══ RECORDS FOR THE EXERCISE ══

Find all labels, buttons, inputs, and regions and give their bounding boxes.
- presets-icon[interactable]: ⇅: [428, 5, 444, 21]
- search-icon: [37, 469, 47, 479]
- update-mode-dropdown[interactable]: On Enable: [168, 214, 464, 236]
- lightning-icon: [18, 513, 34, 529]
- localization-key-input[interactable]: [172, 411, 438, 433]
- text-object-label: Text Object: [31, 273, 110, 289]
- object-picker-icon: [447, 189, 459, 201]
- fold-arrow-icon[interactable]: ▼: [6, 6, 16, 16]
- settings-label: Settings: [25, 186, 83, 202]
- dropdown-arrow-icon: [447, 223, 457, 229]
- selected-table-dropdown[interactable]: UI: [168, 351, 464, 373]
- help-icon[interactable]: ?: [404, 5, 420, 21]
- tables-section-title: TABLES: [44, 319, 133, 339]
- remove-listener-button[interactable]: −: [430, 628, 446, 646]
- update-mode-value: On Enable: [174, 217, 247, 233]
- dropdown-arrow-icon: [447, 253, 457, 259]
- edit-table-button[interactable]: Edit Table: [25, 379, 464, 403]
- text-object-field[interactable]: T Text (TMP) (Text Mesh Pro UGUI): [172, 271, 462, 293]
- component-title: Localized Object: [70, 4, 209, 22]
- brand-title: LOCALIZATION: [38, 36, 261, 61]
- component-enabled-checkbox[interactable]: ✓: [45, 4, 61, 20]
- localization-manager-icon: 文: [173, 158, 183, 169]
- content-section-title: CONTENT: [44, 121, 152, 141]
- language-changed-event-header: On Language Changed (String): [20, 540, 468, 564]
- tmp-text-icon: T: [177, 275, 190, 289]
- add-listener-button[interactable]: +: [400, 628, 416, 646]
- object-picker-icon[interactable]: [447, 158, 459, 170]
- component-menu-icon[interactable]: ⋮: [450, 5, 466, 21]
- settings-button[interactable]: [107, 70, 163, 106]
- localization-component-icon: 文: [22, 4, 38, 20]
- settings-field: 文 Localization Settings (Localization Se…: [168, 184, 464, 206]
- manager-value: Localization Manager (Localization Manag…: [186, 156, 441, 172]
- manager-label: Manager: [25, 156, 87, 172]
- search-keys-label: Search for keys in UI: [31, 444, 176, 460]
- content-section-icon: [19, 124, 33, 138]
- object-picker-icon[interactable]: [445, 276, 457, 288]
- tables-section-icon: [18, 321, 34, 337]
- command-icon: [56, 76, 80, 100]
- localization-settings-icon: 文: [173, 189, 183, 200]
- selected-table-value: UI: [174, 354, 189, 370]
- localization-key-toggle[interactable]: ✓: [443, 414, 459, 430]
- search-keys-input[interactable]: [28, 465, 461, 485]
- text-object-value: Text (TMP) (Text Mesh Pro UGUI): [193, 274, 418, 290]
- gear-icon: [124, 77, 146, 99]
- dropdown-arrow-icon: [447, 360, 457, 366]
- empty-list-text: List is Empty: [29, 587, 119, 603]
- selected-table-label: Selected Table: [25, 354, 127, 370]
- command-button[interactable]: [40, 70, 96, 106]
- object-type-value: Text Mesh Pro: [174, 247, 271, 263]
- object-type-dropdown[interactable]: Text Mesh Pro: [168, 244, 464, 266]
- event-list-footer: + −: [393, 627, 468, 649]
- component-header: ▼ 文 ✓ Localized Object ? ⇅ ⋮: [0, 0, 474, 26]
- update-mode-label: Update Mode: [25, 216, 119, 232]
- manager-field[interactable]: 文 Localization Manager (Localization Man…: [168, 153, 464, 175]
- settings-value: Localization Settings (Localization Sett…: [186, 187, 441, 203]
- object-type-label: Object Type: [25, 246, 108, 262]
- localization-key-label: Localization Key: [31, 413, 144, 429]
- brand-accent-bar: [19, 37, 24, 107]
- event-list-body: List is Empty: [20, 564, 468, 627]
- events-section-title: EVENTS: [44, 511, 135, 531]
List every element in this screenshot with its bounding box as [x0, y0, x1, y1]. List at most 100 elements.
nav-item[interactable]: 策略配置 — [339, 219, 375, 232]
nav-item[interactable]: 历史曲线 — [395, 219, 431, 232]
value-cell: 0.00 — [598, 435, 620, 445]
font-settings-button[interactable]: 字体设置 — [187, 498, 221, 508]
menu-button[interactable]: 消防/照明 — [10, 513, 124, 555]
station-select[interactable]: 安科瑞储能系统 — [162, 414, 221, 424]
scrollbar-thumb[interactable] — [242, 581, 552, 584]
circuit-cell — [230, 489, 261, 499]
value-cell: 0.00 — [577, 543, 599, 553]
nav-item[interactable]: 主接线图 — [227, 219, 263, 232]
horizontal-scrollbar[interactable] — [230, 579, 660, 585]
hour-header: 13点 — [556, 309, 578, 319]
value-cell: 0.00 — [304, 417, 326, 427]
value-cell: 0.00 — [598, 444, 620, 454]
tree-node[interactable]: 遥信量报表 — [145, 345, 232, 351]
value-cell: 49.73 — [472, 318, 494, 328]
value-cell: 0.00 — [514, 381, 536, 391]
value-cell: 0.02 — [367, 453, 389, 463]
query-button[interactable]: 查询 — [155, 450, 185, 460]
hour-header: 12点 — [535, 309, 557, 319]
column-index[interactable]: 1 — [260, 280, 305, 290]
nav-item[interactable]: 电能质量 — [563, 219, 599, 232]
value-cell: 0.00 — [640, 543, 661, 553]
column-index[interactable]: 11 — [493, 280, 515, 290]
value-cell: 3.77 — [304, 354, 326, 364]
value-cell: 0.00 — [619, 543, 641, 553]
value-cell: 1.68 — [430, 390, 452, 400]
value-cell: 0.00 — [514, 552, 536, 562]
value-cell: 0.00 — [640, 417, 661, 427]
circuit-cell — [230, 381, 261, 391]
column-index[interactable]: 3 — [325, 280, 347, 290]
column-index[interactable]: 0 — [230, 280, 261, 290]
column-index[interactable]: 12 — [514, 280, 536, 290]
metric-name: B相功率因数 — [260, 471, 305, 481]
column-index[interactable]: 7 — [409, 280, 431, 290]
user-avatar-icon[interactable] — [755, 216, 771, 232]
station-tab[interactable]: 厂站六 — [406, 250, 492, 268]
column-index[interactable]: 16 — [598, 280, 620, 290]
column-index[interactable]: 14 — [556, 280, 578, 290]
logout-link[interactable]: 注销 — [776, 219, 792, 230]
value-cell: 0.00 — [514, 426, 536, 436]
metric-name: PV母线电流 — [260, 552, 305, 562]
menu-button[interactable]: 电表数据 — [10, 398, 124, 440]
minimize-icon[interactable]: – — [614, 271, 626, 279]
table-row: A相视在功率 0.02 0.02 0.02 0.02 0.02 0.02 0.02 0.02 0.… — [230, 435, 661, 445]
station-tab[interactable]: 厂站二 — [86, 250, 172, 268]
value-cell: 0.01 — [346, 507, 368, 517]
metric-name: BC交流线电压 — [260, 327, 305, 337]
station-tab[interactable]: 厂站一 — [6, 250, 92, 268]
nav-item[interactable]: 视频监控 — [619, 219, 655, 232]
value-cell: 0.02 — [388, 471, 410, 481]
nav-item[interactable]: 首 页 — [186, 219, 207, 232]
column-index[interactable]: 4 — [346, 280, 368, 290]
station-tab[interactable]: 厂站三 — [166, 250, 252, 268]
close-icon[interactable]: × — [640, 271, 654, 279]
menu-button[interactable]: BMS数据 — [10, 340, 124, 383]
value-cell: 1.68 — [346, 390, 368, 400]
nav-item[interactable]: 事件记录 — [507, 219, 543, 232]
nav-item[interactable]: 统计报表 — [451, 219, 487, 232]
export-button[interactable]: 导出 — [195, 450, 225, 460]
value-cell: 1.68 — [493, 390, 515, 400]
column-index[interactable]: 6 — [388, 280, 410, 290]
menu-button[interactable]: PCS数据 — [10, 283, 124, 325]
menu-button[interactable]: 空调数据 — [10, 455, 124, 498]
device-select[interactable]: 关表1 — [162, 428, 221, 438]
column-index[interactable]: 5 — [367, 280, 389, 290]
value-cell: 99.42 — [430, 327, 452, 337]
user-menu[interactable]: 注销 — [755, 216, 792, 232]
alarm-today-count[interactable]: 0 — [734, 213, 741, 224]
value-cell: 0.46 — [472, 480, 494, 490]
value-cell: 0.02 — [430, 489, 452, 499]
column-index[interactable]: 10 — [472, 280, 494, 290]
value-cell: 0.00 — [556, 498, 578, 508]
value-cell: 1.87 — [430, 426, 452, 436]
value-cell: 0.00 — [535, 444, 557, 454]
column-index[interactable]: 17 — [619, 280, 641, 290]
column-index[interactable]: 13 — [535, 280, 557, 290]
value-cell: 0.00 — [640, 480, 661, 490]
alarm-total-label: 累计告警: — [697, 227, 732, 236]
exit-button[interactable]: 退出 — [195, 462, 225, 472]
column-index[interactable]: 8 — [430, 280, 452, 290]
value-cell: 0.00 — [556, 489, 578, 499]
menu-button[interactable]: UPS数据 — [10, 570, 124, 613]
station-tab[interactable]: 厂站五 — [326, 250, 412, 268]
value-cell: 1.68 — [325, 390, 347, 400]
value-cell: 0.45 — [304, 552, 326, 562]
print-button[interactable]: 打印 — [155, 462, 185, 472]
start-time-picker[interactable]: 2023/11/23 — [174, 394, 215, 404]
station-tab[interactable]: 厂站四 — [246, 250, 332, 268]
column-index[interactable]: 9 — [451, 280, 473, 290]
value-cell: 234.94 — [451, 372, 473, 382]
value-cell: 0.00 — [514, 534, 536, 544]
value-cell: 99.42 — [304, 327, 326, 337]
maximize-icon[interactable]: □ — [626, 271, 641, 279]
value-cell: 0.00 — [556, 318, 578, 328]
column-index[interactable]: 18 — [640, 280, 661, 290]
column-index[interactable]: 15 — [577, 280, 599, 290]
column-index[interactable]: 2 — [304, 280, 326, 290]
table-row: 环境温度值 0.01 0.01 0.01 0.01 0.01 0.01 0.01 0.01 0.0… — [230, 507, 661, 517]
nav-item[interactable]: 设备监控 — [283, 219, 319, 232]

═══

[EXERCISE DIRECTIONS]:
Print everything from the start of the entries down to and including the line containing "- dropdown-arrow-icon: [447, 223, 457, 229]", character for character.

[SOLUTION TO THE PROBLEM]:
Find all labels, buttons, inputs, and regions and give their bounding boxes.
- presets-icon[interactable]: ⇅: [428, 5, 444, 21]
- search-icon: [37, 469, 47, 479]
- update-mode-dropdown[interactable]: On Enable: [168, 214, 464, 236]
- lightning-icon: [18, 513, 34, 529]
- localization-key-input[interactable]: [172, 411, 438, 433]
- text-object-label: Text Object: [31, 273, 110, 289]
- object-picker-icon: [447, 189, 459, 201]
- fold-arrow-icon[interactable]: ▼: [6, 6, 16, 16]
- settings-label: Settings: [25, 186, 83, 202]
- dropdown-arrow-icon: [447, 223, 457, 229]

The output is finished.